[Entries with figure data]
★ ★ ★ ★ ★
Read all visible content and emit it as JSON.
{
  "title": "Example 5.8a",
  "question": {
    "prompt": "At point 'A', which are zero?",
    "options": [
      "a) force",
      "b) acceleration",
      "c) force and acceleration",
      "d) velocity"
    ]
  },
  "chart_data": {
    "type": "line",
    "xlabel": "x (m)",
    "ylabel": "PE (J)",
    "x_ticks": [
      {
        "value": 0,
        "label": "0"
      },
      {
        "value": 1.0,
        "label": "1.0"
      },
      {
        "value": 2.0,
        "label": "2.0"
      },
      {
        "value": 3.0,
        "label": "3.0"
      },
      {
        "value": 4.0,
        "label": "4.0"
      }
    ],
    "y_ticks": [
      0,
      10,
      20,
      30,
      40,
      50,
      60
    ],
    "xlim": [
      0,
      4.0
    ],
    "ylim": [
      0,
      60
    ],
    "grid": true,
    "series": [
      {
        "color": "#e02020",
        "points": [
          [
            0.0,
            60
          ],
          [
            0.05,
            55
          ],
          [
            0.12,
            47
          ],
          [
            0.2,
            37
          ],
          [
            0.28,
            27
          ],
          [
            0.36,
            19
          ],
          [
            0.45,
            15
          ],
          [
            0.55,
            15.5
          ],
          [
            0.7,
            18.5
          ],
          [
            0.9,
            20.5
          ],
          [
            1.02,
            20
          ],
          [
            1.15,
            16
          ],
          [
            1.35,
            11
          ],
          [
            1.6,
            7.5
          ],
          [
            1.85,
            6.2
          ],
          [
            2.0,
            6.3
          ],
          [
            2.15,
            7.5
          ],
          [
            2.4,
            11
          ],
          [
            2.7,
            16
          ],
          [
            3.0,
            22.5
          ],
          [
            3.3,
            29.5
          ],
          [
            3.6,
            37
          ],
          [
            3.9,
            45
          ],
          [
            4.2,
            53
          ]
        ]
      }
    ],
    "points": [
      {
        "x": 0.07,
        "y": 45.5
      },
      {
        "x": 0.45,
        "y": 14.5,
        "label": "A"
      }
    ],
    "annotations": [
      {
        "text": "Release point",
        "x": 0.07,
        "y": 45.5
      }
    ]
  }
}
★ ★ ★ ★ ★
[GIVEN PROBLEM] Return the listing above word for word.

[RESPONSE FOR THIS EXERCISE]
Read all visible content and emit it as JSON.
{
  "title": "Example 5.8a",
  "question": {
    "prompt": "At point 'A', which are zero?",
    "options": [
      "a) force",
      "b) acceleration",
      "c) force and acceleration",
      "d) velocity"
    ]
  },
  "chart_data": {
    "type": "line",
    "xlabel": "x (m)",
    "ylabel": "PE (J)",
    "x_ticks": [
      {
        "value": 0,
        "label": "0"
      },
      {
        "value": 1.0,
        "label": "1.0"
      },
      {
        "value": 2.0,
        "label": "2.0"
      },
      {
        "value": 3.0,
        "label": "3.0"
      },
      {
        "value": 4.0,
        "label": "4.0"
      }
    ],
    "y_ticks": [
      0,
      10,
      20,
      30,
      40,
      50,
      60
    ],
    "xlim": [
      0,
      4.0
    ],
    "ylim": [
      0,
      60
    ],
    "grid": true,
    "series": [
      {
        "color": "#e02020",
        "points": [
          [
            0.0,
            60
          ],
          [
            0.05,
            55
          ],
          [
            0.12,
            47
          ],
          [
            0.2,
            37
          ],
          [
            0.28,
            27
          ],
          [
            0.36,
            19
          ],
          [
            0.45,
            15
          ],
          [
            0.55,
            15.5
          ],
          [
            0.7,
            18.5
          ],
          [
            0.9,
            20.5
          ],
          [
            1.02,
            20
          ],
          [
            1.15,
            16
          ],
          [
            1.35,
            11
          ],
          [
            1.6,
            7.5
          ],
          [
            1.85,
            6.2
          ],
          [
            2.0,
            6.3
          ],
          [
            2.15,
            7.5
          ],
          [
            2.4,
            11
          ],
          [
            2.7,
            16
          ],
          [
            3.0,
            22.5
          ],
          [
            3.3,
            29.5
          ],
          [
            3.6,
            37
          ],
          [
            3.9,
            45
          ],
          [
            4.2,
            53
          ]
        ]
      }
    ],
    "points": [
      {
        "x": 0.07,
        "y": 45.5
      },
      {
        "x": 0.45,
        "y": 14.5,
        "label": "A"
      }
    ],
    "annotations": [
      {
        "text": "Release point",
        "x": 0.07,
        "y": 45.5
      }
    ]
  }
}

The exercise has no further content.